● Records supplied
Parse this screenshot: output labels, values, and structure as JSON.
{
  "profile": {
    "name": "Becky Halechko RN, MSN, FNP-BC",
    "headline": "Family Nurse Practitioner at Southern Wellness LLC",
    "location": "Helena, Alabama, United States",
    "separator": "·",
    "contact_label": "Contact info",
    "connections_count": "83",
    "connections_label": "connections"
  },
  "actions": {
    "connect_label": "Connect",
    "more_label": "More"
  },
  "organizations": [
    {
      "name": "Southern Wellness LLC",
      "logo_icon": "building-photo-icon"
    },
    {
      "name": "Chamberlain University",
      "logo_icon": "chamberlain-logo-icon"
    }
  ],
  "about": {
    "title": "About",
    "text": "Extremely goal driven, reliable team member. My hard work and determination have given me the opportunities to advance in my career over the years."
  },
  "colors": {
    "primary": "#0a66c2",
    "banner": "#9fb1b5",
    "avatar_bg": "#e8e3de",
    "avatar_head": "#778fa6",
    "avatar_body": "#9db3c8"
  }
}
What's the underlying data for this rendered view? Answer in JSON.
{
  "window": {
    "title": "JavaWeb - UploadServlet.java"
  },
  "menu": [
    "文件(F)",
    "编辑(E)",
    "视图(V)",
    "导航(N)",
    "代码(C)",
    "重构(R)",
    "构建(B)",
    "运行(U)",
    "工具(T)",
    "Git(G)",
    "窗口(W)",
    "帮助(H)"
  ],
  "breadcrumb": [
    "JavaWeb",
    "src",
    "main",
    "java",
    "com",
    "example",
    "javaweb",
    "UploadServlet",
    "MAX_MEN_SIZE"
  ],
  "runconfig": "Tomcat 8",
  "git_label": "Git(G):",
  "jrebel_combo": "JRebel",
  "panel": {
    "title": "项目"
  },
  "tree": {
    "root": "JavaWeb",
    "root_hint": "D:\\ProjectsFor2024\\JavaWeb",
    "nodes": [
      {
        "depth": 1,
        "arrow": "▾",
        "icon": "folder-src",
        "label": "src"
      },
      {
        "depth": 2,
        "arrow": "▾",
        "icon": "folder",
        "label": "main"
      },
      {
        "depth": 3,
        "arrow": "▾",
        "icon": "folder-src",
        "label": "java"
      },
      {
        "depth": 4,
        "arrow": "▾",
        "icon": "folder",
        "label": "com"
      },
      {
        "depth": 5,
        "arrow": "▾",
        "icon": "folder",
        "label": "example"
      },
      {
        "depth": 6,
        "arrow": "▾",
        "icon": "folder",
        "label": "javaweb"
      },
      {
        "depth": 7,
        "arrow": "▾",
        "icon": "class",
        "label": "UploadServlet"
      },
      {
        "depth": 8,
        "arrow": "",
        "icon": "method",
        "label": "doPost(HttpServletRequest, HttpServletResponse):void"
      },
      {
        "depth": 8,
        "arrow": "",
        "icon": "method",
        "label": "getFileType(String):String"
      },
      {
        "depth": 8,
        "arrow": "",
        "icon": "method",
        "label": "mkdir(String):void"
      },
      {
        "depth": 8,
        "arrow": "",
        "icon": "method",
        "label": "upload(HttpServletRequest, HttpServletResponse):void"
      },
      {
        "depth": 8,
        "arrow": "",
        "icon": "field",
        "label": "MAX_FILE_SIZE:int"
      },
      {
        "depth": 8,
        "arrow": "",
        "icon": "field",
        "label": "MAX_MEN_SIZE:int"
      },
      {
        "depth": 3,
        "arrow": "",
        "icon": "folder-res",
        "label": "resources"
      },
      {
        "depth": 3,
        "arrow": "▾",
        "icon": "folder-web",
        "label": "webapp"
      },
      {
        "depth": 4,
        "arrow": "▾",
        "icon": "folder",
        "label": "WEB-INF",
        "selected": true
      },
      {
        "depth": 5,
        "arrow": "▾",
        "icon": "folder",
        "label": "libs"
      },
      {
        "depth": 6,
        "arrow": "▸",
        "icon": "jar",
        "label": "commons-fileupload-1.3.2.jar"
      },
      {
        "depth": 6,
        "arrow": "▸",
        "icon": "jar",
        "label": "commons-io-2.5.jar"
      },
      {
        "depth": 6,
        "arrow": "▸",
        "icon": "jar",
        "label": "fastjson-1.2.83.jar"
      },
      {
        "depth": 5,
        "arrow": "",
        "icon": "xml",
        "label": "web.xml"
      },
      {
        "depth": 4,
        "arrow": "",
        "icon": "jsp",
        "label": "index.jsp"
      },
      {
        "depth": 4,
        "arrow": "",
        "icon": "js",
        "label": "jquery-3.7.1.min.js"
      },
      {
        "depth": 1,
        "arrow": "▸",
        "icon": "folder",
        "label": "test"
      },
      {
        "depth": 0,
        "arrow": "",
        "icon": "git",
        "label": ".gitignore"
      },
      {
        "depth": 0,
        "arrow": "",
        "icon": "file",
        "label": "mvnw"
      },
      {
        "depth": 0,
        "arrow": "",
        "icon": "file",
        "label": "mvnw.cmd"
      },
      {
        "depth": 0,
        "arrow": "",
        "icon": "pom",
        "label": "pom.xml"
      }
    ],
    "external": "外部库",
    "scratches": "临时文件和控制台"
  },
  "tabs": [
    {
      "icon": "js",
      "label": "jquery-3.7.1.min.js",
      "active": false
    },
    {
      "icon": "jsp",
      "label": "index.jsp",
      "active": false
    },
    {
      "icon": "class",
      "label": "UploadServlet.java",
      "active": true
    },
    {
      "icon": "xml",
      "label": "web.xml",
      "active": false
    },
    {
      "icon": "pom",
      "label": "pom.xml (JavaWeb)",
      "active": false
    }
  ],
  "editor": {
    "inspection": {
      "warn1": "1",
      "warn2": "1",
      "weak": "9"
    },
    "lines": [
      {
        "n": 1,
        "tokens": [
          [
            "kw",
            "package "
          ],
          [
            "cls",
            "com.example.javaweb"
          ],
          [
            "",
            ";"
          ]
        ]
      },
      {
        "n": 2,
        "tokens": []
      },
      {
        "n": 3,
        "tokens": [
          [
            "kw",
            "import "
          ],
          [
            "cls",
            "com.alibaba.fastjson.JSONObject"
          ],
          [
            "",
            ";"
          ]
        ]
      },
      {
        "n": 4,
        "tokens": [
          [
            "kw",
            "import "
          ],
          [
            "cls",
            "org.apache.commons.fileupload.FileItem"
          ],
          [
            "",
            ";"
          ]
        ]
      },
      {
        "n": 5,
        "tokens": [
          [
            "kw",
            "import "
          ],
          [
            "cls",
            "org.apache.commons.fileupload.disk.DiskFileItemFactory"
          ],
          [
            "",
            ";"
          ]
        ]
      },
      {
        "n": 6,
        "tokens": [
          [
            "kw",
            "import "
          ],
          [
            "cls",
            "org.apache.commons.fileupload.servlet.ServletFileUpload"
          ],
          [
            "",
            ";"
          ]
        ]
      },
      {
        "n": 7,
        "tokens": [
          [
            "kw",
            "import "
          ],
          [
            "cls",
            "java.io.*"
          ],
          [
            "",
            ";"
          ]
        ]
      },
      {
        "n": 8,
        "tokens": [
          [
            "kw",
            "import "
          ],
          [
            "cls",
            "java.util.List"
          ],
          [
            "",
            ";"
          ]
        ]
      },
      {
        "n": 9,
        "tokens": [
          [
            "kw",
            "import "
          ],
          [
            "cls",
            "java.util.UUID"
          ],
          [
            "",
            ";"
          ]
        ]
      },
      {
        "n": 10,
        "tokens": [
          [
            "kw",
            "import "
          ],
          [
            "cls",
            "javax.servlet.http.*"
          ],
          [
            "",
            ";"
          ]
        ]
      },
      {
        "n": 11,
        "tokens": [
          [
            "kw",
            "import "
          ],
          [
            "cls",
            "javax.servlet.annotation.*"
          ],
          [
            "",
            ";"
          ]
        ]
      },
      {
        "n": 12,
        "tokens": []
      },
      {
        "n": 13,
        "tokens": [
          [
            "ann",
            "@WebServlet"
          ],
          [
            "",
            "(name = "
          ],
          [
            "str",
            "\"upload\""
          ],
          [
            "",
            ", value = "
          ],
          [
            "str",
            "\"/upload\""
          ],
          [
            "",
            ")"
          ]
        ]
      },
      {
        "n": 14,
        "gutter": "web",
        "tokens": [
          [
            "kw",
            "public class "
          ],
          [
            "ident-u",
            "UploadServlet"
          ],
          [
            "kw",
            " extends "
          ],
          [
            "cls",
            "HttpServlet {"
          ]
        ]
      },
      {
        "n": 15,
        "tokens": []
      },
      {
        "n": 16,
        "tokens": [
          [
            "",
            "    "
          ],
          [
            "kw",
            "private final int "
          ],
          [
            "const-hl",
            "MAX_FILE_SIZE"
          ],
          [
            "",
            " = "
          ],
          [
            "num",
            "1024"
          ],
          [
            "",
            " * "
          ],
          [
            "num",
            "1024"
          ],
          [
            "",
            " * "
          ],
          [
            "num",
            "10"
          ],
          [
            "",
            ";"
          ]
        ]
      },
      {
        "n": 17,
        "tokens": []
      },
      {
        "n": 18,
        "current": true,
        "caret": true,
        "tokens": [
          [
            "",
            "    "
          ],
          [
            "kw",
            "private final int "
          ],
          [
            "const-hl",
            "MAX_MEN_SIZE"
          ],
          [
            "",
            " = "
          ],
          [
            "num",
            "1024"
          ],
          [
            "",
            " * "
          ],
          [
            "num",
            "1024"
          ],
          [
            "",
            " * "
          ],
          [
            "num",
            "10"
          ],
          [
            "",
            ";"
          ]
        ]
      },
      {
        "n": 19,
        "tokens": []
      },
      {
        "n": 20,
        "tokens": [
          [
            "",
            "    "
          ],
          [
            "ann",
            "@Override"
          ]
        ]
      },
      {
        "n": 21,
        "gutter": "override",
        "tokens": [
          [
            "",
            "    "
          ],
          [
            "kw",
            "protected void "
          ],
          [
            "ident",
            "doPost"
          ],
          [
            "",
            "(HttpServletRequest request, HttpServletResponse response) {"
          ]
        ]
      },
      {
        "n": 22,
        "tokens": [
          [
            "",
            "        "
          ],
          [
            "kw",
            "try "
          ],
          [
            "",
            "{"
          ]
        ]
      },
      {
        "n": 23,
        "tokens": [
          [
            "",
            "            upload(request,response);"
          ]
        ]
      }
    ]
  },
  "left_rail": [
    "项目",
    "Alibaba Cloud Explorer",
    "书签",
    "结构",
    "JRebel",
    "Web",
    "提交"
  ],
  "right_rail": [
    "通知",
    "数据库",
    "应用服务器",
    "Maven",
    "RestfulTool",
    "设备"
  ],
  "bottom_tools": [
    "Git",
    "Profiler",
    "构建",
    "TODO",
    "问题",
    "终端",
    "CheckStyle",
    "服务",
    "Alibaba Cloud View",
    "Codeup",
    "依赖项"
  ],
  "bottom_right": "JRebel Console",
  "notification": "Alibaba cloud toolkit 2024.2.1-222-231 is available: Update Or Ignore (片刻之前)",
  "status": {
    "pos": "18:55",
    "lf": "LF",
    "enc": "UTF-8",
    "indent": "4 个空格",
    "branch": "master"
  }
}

● Description of the task
Identify the lines of the data that contain the word "fileupload". Copy each of them.

● Answer
        "label": "commons-fileupload-1.3.2.jar"
            "org.apache.commons.fileupload.FileItem"
            "org.apache.commons.fileupload.disk.DiskFileItemFactory"
            "org.apache.commons.fileupload.servlet.ServletFileUpload"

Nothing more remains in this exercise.